▶ [Your goal]
Every entry below should be printed exactly, without its images.

▶ [Dataset entries on figures]
_ _ _ _ _ _ _
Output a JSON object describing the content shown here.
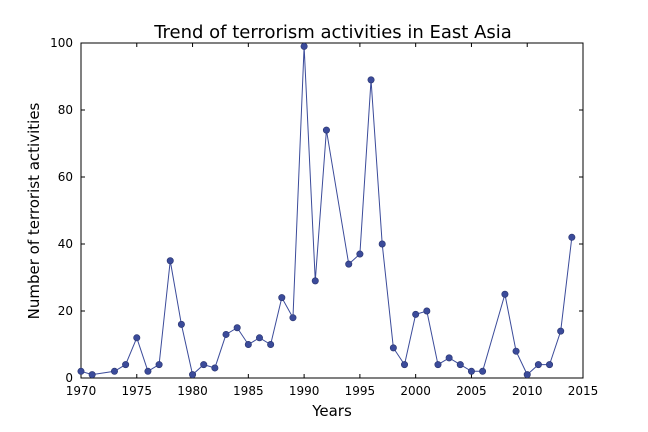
{
  "chart_data": {
    "type": "line",
    "title": "Trend of terrorism activities in East Asia",
    "xlabel": "Years",
    "ylabel": "Number of terrorist activities",
    "xlim": [
      1970,
      2015
    ],
    "ylim": [
      0,
      100
    ],
    "x_ticks": [
      1970,
      1975,
      1980,
      1985,
      1990,
      1995,
      2000,
      2005,
      2010,
      2015
    ],
    "y_ticks": [
      0,
      20,
      40,
      60,
      80,
      100
    ],
    "grid": false,
    "line_color": "#3b4b9a",
    "marker_color": "#3b4b9a",
    "series": [
      {
        "x": [
          1970,
          1971,
          1973,
          1974,
          1975,
          1976,
          1977,
          1978,
          1979,
          1980,
          1981,
          1982,
          1983,
          1984,
          1985,
          1986,
          1987,
          1988,
          1989,
          1990,
          1991,
          1992,
          1994,
          1995,
          1996,
          1997,
          1998,
          1999,
          2000,
          2001,
          2002,
          2003,
          2004,
          2005,
          2006,
          2008,
          2009,
          2010,
          2011,
          2012,
          2013,
          2014
        ],
        "values": [
          2,
          1,
          2,
          4,
          12,
          2,
          4,
          35,
          16,
          1,
          4,
          3,
          13,
          15,
          10,
          12,
          10,
          24,
          18,
          99,
          29,
          74,
          34,
          37,
          89,
          40,
          9,
          4,
          19,
          20,
          4,
          6,
          4,
          2,
          2,
          25,
          8,
          1,
          4,
          4,
          14,
          42
        ]
      }
    ]
  }
}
_ _ _ _ _ _ _
▶ [Exercise response]
Output a JSON object describing the content shown here.
{
  "chart_data": {
    "type": "line",
    "title": "Trend of terrorism activities in East Asia",
    "xlabel": "Years",
    "ylabel": "Number of terrorist activities",
    "xlim": [
      1970,
      2015
    ],
    "ylim": [
      0,
      100
    ],
    "x_ticks": [
      1970,
      1975,
      1980,
      1985,
      1990,
      1995,
      2000,
      2005,
      2010,
      2015
    ],
    "y_ticks": [
      0,
      20,
      40,
      60,
      80,
      100
    ],
    "grid": false,
    "line_color": "#3b4b9a",
    "marker_color": "#3b4b9a",
    "series": [
      {
        "x": [
          1970,
          1971,
          1973,
          1974,
          1975,
          1976,
          1977,
          1978,
          1979,
          1980,
          1981,
          1982,
          1983,
          1984,
          1985,
          1986,
          1987,
          1988,
          1989,
          1990,
          1991,
          1992,
          1994,
          1995,
          1996,
          1997,
          1998,
          1999,
          2000,
          2001,
          2002,
          2003,
          2004,
          2005,
          2006,
          2008,
          2009,
          2010,
          2011,
          2012,
          2013,
          2014
        ],
        "values": [
          2,
          1,
          2,
          4,
          12,
          2,
          4,
          35,
          16,
          1,
          4,
          3,
          13,
          15,
          10,
          12,
          10,
          24,
          18,
          99,
          29,
          74,
          34,
          37,
          89,
          40,
          9,
          4,
          19,
          20,
          4,
          6,
          4,
          2,
          2,
          25,
          8,
          1,
          4,
          4,
          14,
          42
        ]
      }
    ]
  }
}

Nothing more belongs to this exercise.